= EXCERPTED RECORDS =
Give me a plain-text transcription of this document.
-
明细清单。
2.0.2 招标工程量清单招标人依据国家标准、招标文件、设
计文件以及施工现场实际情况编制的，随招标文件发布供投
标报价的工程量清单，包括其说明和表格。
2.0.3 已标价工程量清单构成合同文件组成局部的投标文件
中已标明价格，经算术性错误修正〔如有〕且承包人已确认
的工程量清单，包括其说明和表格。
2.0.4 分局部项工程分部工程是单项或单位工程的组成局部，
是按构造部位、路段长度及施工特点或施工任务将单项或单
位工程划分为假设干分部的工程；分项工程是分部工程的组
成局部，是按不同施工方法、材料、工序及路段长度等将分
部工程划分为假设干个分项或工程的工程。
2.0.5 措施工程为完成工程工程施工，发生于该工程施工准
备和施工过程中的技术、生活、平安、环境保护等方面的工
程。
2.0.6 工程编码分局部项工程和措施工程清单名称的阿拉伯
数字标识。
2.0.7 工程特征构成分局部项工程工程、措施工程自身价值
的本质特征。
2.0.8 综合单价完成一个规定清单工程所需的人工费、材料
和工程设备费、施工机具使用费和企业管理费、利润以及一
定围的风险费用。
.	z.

...

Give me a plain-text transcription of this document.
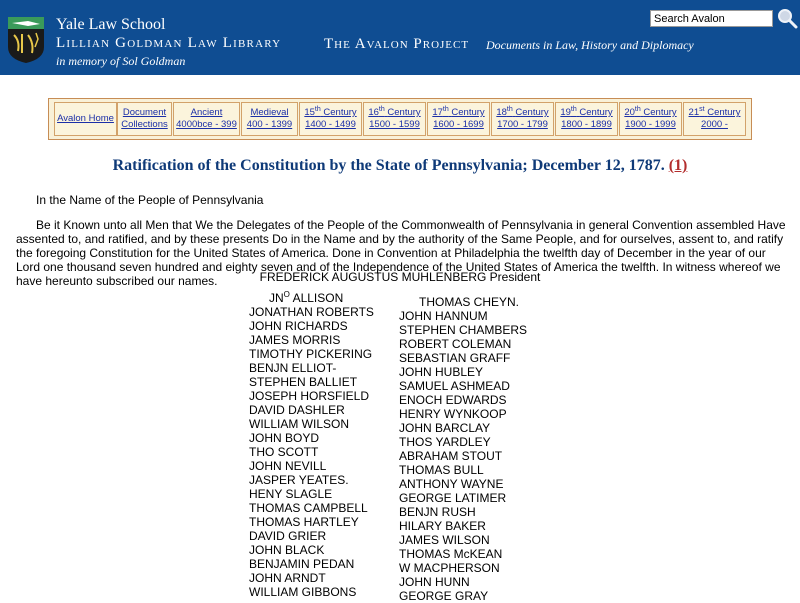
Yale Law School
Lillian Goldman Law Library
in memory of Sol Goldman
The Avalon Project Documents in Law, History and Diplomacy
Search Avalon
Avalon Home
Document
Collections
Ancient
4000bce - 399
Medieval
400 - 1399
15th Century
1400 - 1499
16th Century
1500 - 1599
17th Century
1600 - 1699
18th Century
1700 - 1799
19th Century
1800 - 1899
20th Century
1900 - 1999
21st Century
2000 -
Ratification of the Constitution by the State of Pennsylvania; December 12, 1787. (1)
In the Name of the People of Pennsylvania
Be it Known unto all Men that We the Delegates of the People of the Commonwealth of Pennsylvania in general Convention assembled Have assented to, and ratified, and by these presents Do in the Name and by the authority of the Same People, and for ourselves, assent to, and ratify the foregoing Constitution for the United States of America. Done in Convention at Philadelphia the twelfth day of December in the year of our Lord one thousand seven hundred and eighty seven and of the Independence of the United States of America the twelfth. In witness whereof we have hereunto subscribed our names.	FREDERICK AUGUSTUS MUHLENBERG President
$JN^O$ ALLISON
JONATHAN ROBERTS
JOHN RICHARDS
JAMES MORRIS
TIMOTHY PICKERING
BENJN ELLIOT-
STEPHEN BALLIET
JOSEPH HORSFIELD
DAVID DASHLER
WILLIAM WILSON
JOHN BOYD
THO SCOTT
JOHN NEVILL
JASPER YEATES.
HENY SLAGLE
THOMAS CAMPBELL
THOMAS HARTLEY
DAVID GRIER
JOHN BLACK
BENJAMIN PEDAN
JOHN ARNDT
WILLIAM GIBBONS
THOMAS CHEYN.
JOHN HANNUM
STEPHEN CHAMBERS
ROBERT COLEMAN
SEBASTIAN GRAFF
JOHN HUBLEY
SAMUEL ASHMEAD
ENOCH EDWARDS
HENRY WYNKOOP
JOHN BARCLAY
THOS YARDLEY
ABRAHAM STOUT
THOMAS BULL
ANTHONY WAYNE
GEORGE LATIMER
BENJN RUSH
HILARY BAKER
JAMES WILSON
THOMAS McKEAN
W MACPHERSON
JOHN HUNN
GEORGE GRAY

...

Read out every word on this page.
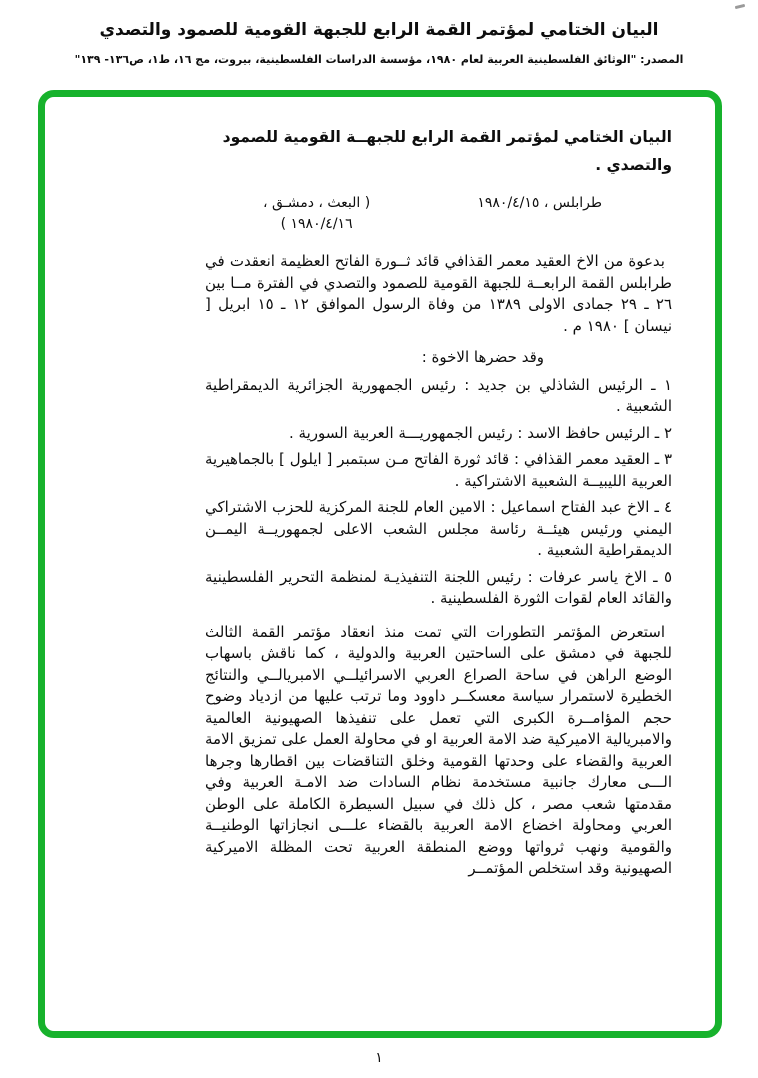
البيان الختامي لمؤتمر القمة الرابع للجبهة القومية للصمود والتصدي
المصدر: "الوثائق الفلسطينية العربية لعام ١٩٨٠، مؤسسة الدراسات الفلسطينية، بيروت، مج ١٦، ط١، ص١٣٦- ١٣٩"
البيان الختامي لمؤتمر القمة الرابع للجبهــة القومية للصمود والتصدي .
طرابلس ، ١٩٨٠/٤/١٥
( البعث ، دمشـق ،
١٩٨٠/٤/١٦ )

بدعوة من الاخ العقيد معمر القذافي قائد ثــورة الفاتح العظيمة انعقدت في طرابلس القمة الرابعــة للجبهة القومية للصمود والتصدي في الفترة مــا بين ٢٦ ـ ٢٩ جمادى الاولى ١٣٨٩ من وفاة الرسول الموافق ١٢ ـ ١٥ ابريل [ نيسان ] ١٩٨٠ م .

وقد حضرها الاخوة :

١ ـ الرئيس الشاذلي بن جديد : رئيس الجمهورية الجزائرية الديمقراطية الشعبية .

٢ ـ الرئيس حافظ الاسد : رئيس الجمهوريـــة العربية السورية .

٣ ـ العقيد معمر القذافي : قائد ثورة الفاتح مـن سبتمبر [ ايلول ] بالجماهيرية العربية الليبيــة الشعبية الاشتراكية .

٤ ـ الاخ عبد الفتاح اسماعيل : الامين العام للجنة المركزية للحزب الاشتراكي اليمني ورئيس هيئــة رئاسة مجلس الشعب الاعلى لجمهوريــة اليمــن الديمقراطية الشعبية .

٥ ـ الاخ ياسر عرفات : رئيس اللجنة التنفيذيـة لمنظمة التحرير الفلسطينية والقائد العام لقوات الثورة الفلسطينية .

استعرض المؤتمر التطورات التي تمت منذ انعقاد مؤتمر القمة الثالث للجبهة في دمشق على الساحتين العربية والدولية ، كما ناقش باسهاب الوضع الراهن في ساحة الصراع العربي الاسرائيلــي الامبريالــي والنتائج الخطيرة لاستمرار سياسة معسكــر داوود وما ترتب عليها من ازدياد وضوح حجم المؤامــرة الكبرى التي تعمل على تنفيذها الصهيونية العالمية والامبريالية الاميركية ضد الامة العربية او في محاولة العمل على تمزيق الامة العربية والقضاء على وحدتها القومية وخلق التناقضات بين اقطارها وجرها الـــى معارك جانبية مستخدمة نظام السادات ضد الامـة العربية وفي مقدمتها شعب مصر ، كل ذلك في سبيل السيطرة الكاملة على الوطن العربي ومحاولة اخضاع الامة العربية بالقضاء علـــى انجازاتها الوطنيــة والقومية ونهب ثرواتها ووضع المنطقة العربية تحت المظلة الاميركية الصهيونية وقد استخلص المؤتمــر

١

= TASK OBJECTIVE =
Scan the lines for the string "الفلسطينية". Copy out each line that matches.

= EXERCISE RESULT =
المصدر: "الوثائق الفلسطينية العربية لعام ١٩٨٠، مؤسسة الدراسات الفلسطينية، بيروت، مج ١٦، ط١، ص١٣٦- ١٣٩"
٥ ـ الاخ ياسر عرفات : رئيس اللجنة التنفيذيـة لمنظمة التحرير الفلسطينية والقائد العام لقوات الثورة الفلسطينية .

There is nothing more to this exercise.